* **Records from a collection of figures**
-- start --

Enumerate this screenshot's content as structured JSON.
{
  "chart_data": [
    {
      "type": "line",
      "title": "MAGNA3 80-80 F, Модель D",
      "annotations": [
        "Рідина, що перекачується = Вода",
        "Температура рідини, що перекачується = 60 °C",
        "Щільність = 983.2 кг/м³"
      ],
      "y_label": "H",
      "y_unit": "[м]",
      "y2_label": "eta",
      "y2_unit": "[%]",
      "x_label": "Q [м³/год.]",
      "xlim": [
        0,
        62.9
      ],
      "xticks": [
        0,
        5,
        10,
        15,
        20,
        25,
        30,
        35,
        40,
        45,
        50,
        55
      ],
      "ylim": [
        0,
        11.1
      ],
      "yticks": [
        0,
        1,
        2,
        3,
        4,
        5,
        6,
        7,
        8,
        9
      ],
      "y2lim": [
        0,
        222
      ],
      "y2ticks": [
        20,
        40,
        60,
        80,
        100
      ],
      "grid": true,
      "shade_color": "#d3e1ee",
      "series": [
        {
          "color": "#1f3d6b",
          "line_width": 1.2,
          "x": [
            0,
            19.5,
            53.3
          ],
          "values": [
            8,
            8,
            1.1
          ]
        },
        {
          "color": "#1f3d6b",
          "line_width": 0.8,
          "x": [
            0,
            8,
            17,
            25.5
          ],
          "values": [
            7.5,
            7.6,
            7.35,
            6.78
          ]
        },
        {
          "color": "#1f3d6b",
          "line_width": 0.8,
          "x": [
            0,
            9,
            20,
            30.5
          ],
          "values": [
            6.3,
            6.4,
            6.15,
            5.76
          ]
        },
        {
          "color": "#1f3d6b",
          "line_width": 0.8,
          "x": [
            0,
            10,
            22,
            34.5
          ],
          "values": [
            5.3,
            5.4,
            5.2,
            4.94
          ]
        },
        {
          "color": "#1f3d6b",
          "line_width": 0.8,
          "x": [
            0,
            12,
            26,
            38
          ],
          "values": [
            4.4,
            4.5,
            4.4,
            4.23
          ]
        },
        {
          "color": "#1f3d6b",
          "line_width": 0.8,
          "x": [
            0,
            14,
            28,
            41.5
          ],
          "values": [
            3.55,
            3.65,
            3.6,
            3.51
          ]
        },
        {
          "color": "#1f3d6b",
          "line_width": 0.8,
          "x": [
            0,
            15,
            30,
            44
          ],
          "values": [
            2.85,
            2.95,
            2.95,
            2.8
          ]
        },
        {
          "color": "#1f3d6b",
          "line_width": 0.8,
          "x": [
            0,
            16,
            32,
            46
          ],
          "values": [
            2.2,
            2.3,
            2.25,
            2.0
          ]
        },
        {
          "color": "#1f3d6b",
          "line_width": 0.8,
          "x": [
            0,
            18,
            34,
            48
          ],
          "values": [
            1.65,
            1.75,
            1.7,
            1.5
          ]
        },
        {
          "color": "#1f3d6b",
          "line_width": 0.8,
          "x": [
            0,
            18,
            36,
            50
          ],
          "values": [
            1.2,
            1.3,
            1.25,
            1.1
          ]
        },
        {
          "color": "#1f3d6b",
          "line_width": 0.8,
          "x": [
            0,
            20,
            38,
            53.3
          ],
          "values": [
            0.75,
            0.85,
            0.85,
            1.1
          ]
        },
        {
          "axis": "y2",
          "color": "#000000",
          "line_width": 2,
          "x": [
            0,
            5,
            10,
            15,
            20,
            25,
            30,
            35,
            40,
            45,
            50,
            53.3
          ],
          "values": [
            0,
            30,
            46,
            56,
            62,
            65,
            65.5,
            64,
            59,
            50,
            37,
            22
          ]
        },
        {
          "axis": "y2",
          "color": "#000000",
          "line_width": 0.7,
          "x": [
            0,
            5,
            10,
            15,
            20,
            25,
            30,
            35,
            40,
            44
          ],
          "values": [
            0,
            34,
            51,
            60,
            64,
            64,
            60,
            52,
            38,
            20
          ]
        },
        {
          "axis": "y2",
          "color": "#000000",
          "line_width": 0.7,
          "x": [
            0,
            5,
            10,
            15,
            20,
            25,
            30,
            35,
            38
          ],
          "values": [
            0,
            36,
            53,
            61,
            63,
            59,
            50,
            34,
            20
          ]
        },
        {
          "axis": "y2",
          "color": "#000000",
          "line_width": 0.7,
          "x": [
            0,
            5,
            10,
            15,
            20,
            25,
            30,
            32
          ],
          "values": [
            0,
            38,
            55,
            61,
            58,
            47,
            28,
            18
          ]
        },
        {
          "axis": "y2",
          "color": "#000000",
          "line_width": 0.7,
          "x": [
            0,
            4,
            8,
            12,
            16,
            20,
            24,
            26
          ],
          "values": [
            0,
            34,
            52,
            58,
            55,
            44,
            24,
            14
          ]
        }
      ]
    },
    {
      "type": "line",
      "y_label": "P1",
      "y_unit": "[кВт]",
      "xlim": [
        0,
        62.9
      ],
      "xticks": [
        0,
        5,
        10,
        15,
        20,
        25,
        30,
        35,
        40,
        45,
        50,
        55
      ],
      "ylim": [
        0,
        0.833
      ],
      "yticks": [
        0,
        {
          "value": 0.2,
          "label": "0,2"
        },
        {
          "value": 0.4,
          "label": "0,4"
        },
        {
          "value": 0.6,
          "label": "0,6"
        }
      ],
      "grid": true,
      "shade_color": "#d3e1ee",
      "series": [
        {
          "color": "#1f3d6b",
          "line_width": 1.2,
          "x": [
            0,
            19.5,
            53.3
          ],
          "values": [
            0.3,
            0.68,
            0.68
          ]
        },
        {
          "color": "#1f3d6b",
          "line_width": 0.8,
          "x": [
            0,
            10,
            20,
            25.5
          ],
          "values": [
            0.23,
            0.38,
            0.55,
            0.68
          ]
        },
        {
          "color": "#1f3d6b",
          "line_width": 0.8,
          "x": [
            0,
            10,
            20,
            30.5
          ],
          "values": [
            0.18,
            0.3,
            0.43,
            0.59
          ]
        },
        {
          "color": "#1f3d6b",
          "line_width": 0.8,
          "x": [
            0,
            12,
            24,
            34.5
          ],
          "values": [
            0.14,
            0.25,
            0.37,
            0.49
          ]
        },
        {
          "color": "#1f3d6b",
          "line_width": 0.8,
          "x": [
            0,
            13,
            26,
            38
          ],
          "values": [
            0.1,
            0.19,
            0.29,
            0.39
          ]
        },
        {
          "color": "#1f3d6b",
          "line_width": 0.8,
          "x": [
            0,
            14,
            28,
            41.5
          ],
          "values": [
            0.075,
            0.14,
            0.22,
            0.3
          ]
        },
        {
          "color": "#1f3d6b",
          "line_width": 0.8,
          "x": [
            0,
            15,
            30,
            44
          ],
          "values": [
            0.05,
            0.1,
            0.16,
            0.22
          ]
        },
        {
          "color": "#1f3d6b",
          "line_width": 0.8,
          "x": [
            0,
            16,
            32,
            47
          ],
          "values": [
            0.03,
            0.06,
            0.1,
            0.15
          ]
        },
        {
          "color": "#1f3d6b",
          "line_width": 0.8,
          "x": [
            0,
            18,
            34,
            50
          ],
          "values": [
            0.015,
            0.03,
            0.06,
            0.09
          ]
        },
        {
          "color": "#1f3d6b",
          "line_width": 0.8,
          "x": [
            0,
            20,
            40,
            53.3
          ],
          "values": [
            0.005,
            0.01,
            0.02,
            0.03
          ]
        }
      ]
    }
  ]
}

-- end --
-- start --

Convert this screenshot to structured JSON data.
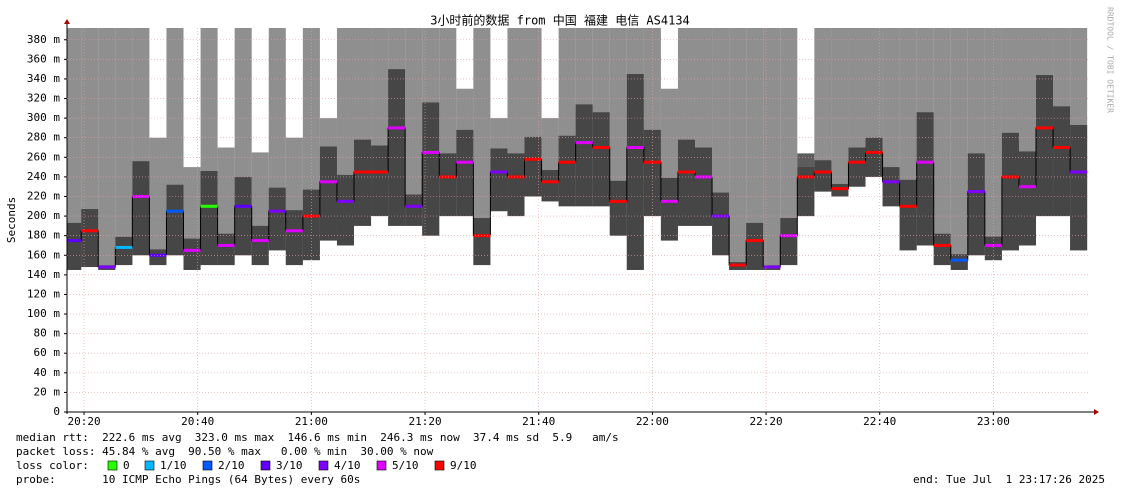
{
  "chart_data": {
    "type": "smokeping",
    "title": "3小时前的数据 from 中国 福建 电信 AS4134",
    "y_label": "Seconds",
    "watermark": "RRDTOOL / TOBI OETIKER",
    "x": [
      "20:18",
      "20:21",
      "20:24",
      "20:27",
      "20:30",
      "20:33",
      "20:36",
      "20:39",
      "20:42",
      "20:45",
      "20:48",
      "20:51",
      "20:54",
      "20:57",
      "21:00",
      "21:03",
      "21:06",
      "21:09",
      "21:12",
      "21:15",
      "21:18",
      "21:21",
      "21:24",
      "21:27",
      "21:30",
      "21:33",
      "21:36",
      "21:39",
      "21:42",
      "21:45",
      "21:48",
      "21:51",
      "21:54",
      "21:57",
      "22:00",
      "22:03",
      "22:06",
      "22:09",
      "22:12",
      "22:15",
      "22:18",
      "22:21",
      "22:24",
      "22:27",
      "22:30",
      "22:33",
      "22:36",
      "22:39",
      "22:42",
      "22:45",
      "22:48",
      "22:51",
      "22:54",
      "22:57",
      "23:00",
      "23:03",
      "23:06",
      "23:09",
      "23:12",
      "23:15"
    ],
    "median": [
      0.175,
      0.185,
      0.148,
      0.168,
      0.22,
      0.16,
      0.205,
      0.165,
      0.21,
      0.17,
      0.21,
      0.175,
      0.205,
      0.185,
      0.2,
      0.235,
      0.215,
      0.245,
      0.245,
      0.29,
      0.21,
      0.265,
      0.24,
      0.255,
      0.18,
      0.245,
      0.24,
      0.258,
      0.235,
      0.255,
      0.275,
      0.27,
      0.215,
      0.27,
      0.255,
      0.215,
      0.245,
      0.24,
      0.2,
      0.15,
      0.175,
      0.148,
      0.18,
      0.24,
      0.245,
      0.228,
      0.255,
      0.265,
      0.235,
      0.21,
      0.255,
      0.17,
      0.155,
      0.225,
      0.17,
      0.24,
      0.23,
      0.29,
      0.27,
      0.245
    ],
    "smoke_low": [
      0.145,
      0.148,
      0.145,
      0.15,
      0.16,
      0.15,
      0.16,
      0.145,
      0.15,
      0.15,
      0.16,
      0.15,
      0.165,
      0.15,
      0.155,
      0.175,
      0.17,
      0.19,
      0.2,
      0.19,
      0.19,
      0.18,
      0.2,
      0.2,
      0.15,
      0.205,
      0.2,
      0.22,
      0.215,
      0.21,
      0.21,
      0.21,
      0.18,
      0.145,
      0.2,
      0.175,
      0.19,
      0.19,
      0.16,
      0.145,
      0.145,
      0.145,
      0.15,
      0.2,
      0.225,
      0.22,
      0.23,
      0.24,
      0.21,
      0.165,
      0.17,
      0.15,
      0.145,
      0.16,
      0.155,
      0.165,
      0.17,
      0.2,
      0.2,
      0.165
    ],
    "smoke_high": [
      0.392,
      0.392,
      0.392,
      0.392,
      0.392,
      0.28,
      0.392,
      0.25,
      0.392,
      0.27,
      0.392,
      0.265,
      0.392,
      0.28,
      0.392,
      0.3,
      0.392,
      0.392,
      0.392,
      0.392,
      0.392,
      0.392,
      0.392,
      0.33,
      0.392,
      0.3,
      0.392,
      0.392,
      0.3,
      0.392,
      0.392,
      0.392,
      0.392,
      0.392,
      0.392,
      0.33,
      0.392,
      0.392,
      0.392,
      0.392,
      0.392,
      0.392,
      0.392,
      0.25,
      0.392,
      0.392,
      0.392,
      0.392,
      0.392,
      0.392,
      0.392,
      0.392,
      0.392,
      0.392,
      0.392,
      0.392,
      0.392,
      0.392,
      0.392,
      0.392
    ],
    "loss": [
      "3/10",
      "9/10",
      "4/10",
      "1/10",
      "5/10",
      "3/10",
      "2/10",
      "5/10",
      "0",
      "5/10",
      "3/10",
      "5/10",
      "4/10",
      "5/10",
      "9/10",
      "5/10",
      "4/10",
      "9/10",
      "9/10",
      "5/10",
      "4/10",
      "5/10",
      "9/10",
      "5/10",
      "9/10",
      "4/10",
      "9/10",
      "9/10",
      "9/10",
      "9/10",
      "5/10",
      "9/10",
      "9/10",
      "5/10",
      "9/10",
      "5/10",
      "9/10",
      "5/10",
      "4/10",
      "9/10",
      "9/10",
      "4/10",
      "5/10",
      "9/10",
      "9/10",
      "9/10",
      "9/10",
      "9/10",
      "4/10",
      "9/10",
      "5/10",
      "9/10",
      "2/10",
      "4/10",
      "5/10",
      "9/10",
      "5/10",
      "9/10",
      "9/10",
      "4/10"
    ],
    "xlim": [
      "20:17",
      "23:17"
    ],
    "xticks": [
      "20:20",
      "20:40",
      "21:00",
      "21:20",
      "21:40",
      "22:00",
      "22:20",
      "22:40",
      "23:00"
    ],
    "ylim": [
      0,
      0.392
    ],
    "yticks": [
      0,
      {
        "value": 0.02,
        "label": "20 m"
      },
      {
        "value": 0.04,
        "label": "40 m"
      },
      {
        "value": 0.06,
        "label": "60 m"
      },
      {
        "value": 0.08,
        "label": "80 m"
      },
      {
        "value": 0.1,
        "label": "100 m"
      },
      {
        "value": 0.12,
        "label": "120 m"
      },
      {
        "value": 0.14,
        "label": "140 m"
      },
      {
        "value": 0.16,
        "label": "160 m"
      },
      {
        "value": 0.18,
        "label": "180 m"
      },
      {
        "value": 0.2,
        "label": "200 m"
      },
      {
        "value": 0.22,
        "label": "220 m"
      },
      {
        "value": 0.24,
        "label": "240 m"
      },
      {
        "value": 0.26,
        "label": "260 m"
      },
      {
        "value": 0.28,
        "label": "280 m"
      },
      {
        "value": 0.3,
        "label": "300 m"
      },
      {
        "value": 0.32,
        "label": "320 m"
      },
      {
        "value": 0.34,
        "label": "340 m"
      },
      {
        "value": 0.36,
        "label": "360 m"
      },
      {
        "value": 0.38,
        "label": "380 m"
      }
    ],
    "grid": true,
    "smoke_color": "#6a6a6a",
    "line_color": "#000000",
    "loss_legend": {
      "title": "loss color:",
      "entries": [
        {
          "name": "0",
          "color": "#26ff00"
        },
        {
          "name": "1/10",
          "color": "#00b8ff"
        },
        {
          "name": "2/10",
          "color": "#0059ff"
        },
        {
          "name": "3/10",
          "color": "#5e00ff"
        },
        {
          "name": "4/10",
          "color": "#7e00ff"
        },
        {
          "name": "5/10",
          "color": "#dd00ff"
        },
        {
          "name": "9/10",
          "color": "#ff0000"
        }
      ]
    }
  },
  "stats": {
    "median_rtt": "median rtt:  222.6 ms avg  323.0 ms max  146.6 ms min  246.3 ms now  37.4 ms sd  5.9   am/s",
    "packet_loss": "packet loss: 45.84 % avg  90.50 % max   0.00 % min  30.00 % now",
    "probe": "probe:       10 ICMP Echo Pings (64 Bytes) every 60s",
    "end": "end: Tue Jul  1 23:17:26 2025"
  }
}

-- end --
-- start --

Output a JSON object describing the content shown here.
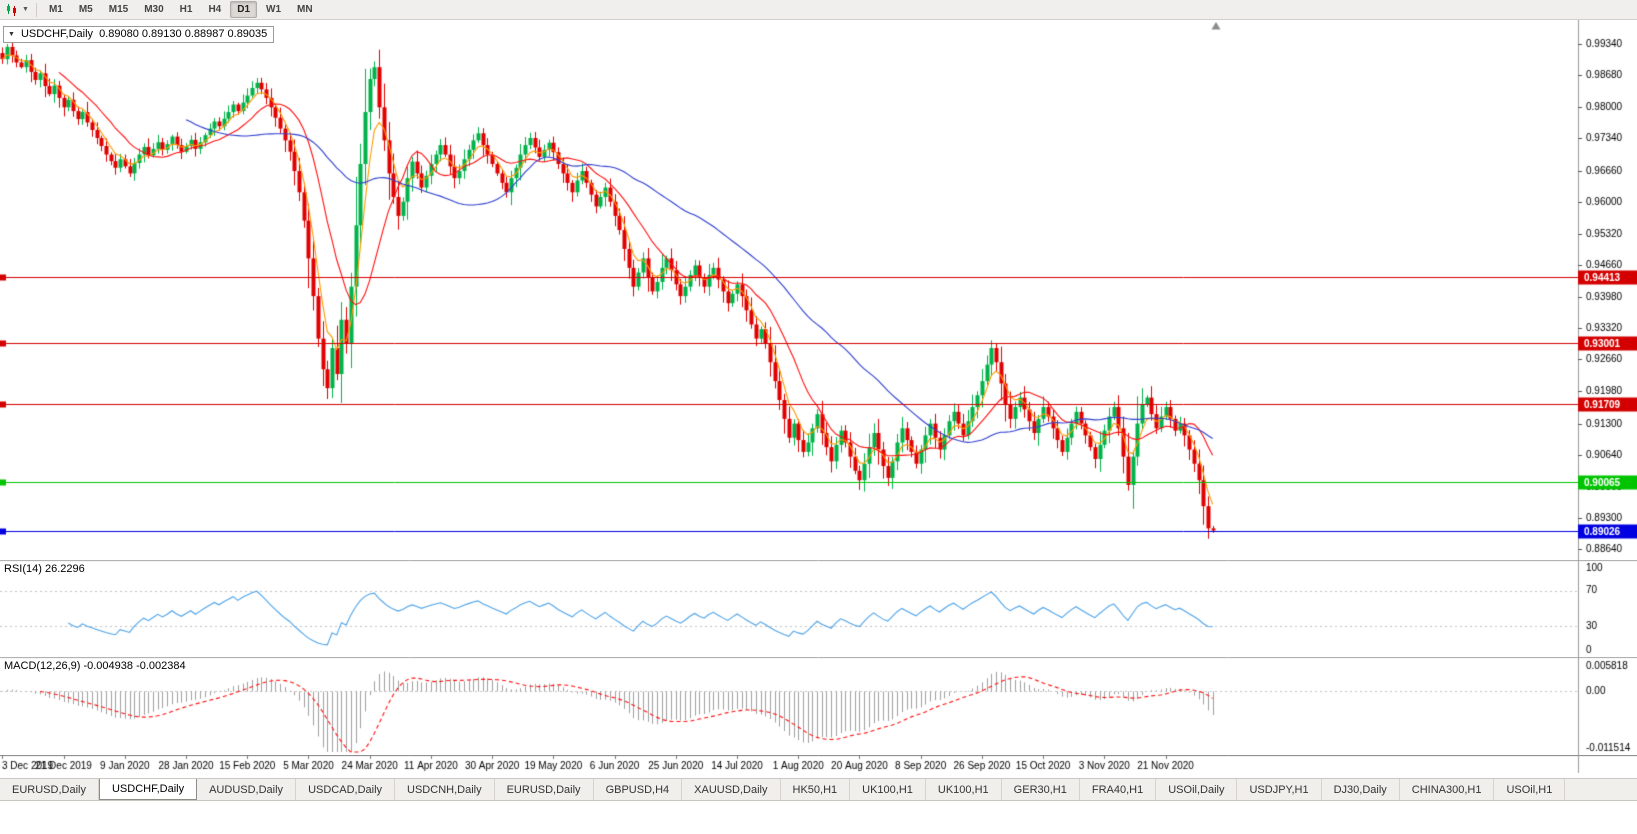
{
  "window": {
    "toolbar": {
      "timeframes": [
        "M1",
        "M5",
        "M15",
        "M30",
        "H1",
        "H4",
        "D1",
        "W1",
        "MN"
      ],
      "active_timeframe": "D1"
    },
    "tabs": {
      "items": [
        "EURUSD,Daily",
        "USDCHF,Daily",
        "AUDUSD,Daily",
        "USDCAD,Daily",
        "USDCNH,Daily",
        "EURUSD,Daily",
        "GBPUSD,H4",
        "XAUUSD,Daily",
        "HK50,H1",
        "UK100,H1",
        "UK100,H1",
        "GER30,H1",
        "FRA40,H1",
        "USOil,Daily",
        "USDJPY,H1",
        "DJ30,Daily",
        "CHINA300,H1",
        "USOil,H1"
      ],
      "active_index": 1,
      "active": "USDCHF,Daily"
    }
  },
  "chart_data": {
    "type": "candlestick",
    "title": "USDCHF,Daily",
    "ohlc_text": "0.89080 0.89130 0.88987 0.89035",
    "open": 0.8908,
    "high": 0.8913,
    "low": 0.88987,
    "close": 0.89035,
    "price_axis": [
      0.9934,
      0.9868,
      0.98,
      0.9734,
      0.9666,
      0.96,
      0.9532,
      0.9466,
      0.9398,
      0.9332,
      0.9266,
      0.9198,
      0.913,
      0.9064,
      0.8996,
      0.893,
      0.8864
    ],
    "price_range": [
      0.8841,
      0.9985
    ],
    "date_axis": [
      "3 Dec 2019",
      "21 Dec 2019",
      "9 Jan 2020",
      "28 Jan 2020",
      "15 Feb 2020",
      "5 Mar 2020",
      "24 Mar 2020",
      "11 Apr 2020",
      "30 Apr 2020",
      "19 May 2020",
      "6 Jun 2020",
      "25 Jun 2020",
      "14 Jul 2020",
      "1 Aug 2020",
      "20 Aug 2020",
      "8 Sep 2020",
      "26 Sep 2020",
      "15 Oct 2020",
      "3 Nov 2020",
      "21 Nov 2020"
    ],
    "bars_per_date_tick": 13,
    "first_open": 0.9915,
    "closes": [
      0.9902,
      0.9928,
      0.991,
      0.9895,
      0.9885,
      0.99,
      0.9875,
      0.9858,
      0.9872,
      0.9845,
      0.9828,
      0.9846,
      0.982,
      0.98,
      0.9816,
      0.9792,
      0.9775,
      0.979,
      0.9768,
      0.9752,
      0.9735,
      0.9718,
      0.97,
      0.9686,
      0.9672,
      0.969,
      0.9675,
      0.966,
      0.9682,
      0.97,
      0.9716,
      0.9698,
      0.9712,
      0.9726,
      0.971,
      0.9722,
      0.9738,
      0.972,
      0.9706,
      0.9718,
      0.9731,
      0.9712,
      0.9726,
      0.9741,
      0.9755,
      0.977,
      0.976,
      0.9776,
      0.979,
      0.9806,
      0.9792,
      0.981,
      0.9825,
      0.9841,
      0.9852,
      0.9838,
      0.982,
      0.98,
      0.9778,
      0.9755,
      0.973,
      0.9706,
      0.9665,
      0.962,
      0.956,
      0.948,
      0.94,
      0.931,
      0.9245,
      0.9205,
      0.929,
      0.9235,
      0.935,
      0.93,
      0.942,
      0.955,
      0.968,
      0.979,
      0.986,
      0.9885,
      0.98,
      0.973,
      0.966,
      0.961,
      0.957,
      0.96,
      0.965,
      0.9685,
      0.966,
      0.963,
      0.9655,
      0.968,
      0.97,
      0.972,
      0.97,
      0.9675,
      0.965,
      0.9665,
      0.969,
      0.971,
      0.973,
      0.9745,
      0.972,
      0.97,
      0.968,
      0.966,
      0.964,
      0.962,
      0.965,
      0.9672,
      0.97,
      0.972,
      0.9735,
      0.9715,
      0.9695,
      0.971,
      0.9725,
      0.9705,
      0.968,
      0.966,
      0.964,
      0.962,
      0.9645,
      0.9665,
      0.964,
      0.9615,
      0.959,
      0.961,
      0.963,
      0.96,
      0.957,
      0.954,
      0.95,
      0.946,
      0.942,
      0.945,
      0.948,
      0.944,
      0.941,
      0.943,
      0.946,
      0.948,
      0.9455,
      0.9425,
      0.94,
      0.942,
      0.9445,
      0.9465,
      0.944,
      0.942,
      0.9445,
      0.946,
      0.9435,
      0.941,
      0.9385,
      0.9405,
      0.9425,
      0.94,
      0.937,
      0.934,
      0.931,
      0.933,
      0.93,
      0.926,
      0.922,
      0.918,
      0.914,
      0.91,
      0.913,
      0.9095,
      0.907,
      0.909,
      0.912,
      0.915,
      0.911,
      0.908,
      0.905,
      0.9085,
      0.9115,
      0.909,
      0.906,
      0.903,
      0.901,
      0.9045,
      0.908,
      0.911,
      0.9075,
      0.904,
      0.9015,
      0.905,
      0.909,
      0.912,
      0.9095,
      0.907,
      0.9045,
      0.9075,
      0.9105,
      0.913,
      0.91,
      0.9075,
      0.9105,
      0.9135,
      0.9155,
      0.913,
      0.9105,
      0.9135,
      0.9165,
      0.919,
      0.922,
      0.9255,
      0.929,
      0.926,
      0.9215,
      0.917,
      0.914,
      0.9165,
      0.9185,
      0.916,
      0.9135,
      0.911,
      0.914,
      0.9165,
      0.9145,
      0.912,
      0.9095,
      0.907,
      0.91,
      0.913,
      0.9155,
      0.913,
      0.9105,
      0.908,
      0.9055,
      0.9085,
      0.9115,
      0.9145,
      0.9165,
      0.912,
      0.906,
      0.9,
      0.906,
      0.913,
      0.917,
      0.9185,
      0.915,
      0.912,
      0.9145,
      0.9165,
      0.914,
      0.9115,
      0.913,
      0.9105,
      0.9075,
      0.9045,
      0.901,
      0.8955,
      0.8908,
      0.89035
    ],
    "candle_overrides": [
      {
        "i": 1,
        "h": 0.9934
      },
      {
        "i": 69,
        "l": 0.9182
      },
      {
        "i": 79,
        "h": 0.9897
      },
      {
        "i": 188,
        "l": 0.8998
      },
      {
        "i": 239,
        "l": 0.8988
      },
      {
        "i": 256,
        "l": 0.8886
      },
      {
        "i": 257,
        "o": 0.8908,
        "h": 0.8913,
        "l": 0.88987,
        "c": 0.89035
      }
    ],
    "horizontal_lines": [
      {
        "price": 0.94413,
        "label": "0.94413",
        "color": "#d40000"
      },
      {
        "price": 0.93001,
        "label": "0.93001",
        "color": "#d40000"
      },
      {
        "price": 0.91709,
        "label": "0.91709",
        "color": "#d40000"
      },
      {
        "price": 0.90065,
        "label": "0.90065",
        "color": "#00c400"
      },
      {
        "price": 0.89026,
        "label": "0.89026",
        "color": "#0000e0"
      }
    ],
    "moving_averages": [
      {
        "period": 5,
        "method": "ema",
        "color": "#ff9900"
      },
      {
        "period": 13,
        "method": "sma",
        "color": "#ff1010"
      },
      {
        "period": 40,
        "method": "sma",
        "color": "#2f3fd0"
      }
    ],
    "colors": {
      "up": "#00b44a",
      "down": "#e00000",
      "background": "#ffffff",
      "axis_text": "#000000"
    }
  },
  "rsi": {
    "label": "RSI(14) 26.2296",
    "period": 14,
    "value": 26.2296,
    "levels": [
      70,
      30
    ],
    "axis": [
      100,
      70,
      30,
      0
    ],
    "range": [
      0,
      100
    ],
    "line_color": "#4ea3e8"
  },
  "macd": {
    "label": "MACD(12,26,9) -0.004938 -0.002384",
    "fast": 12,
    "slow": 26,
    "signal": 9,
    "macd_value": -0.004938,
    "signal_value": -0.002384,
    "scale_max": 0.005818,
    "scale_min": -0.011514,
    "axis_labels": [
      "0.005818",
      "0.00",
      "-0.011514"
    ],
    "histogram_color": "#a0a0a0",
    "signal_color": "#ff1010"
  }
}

-- end --

* **WHAT THE TASK REQUIRES**
Identify the lines of the entries containing the string "JSON". Copy each such line.

* **TASK OUTPUT**
Enumerate this screenshot's content as structured JSON.
Convert this screenshot to structured JSON data.
Output a JSON object describing the content shown here.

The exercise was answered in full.